Raw data:
____________

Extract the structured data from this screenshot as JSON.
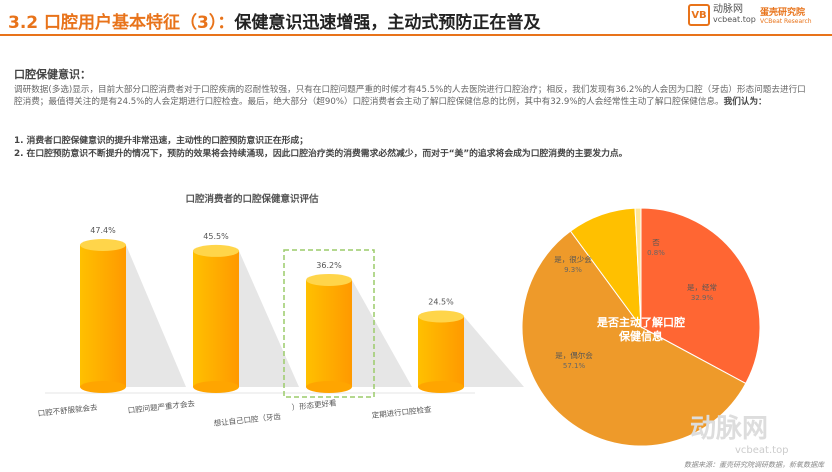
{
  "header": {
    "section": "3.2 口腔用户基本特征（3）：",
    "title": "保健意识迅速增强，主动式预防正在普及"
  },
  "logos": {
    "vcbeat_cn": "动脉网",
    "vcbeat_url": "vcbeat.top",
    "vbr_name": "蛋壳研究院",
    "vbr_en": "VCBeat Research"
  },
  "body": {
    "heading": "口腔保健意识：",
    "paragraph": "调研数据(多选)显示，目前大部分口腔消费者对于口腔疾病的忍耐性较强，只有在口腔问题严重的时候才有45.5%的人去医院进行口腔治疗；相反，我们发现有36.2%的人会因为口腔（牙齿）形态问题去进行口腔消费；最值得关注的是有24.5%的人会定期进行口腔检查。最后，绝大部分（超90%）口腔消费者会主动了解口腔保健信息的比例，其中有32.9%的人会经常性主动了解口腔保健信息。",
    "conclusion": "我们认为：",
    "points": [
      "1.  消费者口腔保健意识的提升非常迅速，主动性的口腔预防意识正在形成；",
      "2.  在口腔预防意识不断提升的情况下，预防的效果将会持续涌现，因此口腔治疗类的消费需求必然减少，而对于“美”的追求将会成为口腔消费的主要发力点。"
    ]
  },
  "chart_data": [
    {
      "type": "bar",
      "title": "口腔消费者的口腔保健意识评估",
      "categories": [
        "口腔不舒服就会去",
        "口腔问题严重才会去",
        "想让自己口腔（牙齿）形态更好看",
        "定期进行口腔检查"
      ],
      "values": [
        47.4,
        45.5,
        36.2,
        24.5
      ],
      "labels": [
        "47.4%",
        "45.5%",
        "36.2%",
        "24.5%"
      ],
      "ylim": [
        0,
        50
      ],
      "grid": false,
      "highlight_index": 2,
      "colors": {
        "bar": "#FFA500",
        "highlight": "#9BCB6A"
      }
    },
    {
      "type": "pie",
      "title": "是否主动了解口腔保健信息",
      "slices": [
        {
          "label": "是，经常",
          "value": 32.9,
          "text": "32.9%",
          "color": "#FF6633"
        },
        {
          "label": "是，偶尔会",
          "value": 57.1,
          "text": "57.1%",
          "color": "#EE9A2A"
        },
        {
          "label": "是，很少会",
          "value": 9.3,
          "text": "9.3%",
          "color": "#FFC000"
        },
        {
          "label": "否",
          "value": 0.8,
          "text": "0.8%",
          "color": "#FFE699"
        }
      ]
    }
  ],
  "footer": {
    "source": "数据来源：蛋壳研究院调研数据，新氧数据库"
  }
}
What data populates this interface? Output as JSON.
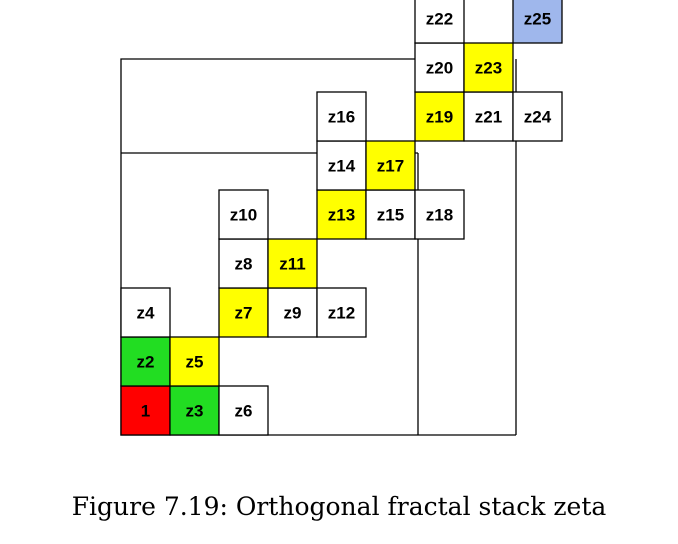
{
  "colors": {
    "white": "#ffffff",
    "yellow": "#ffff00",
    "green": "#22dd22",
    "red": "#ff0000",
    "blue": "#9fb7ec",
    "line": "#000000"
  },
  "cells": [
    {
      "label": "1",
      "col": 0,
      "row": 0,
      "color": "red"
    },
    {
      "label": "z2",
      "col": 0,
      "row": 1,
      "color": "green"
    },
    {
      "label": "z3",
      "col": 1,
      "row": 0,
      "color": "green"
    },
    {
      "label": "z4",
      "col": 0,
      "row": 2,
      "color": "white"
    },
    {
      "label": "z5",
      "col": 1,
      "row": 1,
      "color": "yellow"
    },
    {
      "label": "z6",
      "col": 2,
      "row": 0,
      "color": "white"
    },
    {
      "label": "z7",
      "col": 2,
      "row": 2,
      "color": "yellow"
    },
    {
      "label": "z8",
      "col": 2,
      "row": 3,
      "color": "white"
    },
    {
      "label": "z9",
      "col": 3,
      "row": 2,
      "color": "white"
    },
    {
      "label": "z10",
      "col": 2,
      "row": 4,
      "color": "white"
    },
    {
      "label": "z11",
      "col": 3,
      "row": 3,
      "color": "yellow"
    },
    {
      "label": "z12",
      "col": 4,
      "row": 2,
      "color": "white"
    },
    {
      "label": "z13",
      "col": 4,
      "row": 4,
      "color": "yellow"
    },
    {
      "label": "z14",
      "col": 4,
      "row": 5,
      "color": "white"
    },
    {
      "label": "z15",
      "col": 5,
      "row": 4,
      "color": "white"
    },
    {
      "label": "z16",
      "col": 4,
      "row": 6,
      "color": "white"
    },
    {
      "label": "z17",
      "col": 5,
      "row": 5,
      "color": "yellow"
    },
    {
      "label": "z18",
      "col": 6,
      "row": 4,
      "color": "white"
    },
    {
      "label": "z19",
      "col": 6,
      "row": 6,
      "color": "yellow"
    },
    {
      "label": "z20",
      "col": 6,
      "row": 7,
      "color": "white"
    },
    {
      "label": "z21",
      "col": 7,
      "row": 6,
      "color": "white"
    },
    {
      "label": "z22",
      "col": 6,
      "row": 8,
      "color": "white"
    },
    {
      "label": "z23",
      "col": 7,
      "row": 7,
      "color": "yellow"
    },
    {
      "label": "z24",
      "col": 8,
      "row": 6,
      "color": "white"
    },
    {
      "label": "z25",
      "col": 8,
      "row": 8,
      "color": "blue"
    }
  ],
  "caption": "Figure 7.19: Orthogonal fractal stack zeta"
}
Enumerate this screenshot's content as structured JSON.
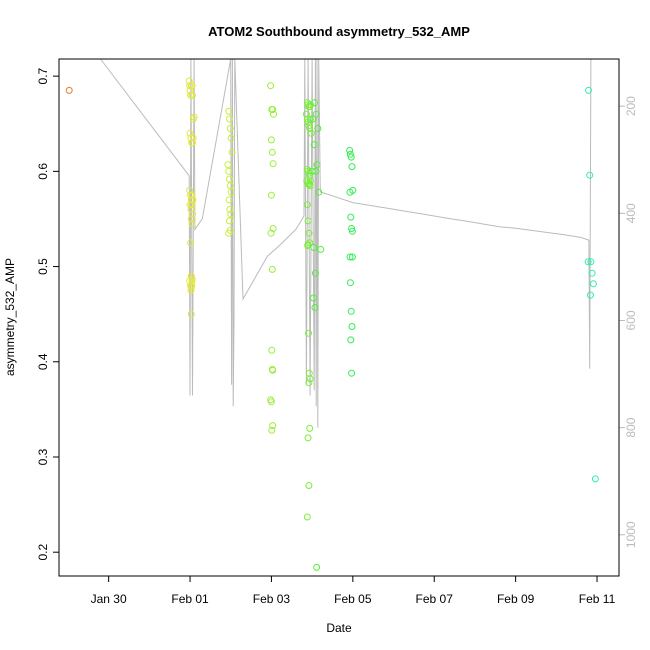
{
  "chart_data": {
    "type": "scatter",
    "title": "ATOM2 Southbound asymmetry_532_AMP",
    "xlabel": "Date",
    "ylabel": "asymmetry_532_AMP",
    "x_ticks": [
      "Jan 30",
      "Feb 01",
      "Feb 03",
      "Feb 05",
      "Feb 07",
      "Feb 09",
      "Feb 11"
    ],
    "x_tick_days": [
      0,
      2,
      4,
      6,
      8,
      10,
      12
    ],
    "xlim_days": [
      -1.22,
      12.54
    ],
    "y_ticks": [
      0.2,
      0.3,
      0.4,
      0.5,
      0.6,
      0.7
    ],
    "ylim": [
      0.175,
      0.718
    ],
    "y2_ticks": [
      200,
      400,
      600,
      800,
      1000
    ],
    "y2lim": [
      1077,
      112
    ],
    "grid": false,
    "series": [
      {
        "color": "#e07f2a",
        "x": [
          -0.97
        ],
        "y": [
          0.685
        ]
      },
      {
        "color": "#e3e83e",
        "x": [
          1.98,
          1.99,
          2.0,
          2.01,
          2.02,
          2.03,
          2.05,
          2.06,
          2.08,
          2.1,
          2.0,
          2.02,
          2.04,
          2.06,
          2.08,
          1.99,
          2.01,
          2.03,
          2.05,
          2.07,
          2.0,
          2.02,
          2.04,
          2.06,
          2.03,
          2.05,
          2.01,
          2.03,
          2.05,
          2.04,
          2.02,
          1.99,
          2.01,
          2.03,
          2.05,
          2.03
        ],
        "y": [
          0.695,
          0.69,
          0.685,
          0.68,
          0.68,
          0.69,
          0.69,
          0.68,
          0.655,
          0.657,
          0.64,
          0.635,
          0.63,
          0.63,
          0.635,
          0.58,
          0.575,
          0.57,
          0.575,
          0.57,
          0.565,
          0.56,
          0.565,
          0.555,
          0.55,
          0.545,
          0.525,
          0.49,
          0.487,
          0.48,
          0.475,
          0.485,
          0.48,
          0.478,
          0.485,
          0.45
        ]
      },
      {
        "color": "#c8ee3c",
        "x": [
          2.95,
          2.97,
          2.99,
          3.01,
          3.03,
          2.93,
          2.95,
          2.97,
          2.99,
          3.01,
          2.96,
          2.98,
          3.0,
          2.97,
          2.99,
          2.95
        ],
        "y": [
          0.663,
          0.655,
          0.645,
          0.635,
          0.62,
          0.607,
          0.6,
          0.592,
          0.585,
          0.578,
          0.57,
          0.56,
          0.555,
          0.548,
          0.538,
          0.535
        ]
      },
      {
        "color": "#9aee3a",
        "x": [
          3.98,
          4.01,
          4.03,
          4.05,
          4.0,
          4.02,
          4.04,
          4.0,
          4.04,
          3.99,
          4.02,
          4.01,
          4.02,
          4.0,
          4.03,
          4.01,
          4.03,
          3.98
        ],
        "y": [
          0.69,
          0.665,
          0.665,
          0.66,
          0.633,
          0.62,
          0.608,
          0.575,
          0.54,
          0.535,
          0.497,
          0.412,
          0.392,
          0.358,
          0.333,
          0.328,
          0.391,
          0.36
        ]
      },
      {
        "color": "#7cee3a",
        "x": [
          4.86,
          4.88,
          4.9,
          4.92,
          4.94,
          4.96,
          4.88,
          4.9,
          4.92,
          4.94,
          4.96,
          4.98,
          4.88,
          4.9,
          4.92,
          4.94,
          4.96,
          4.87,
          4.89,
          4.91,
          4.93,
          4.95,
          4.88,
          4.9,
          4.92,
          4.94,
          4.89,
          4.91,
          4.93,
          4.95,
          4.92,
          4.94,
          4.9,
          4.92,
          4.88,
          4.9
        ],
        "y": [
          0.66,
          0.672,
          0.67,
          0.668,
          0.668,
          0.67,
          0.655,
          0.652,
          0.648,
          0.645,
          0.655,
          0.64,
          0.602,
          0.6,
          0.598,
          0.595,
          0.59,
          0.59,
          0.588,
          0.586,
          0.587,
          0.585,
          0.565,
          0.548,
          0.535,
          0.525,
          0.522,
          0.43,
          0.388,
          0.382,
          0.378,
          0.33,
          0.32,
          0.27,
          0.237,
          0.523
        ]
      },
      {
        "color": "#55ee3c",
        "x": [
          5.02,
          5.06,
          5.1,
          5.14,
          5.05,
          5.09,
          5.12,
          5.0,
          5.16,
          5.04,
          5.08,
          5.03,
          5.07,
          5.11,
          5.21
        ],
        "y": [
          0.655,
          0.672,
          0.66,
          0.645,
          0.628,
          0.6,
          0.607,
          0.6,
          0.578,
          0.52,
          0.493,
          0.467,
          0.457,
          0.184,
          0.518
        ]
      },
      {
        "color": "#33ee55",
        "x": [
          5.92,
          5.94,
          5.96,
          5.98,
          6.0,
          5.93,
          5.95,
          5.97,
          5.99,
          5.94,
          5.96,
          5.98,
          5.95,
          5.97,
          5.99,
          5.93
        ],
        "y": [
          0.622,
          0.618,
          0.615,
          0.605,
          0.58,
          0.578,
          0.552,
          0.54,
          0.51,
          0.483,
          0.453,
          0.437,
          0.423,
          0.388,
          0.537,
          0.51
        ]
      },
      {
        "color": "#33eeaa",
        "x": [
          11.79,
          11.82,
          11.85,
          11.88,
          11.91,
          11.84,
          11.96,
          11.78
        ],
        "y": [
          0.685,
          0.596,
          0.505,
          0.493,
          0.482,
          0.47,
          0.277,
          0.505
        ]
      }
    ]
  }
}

____________

Description of the task: List each line holding the string "JSON".

Expected answer:
Extract the structured data from this screenshot as JSON.
What data populates this interface? Output as JSON.
Enumerate this screenshot's content as structured JSON.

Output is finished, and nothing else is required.